### Work to be completed
Select, from the data, each line where "ylabel" occurs.

### Given entries
........
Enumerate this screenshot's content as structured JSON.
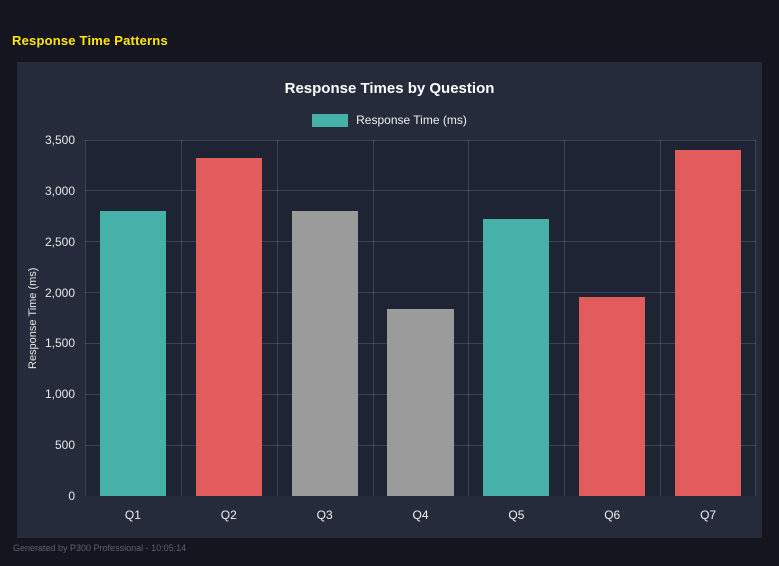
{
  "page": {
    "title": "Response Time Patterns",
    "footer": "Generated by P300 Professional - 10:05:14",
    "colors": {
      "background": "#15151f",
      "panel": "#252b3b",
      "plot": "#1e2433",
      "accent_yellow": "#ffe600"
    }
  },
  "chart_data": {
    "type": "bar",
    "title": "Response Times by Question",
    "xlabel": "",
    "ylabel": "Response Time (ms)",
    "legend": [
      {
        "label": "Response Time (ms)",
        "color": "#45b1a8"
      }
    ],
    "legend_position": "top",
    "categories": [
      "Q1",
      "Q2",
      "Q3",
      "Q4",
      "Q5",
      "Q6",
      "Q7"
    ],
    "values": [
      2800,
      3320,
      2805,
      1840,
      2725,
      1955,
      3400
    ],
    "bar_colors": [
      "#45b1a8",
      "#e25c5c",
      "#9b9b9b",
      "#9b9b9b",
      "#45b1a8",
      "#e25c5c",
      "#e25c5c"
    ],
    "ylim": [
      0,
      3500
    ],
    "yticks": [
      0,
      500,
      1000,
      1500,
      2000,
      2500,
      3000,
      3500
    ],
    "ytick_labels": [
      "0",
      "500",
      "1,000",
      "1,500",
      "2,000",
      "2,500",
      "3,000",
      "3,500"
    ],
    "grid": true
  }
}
........
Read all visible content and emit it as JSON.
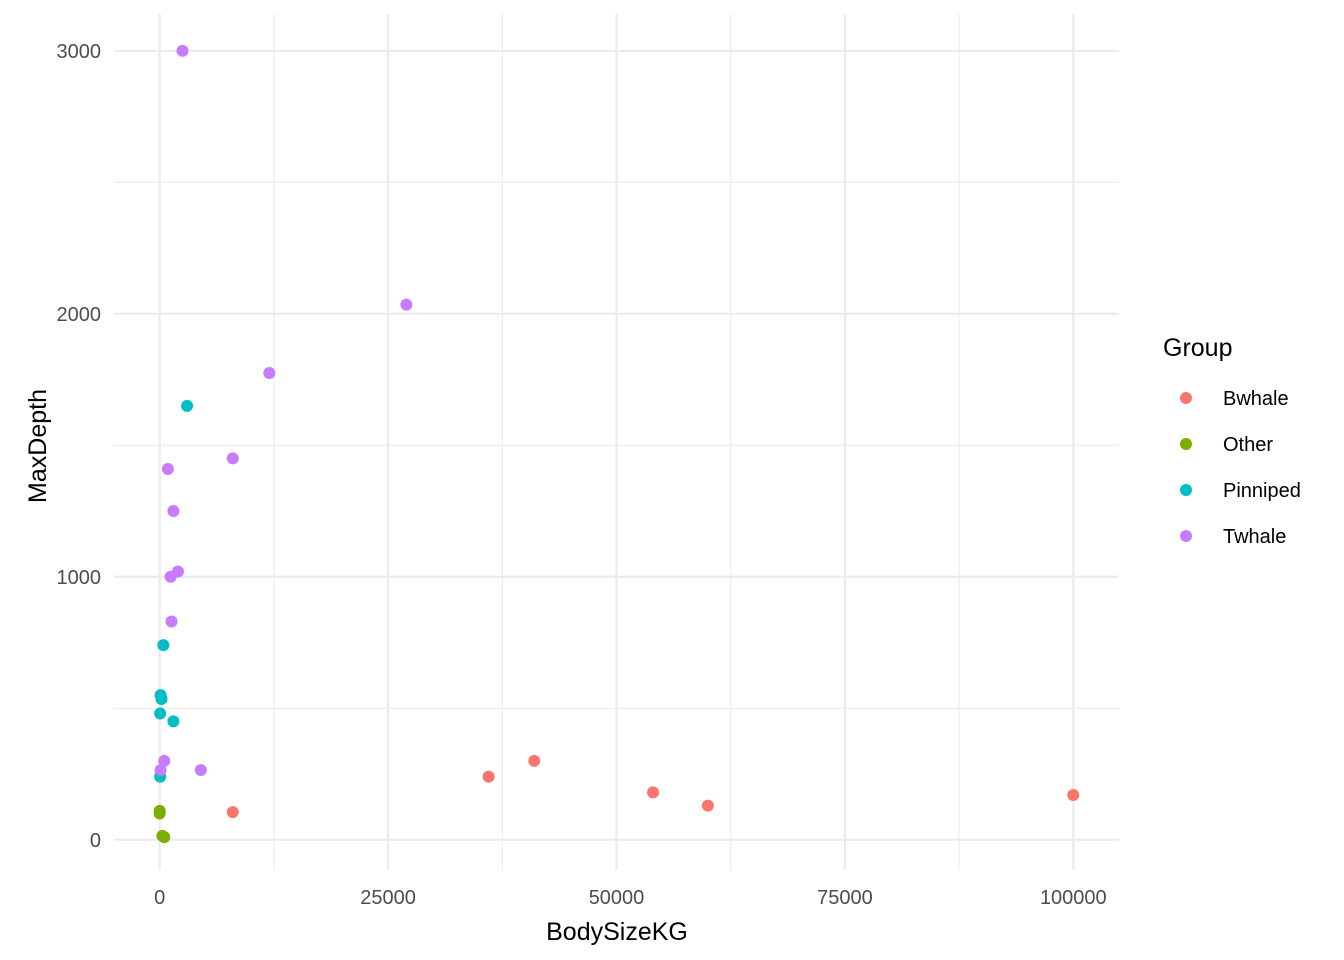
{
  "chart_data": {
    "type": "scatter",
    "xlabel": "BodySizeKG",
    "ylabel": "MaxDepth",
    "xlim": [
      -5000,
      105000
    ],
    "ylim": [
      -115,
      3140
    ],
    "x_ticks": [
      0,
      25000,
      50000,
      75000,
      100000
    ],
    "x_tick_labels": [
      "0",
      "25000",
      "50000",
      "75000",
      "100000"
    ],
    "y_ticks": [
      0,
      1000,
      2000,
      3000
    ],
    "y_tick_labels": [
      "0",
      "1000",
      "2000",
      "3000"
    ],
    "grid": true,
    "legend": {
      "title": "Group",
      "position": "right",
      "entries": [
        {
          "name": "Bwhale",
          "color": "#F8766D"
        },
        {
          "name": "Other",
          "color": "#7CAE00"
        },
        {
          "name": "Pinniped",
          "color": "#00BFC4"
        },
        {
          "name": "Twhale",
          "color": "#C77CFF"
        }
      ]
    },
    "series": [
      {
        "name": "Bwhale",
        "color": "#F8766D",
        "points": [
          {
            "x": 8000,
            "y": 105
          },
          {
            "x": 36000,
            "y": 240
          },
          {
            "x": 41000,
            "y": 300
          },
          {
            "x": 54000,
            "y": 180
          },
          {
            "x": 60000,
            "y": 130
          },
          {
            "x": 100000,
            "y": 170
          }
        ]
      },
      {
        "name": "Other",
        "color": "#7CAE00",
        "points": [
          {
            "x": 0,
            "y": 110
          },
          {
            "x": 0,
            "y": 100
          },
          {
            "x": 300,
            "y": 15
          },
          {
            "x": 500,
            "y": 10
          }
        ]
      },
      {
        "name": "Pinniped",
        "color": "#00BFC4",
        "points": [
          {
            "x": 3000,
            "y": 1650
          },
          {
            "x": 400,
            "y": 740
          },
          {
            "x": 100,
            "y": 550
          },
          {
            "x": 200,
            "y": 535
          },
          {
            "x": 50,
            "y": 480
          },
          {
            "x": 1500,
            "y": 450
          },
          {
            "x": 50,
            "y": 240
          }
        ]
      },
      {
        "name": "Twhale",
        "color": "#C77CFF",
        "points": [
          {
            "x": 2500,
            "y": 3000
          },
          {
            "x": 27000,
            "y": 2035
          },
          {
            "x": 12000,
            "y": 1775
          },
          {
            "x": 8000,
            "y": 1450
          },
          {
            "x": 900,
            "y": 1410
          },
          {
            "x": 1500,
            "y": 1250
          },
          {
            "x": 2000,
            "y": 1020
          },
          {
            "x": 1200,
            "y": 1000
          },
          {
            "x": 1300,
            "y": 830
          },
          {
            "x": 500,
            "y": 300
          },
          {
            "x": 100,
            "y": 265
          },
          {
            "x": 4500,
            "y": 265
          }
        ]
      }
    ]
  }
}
........
### Written solution
    "ylabel": "Response Time (ms)",
    "ylabel": "MaxDepth",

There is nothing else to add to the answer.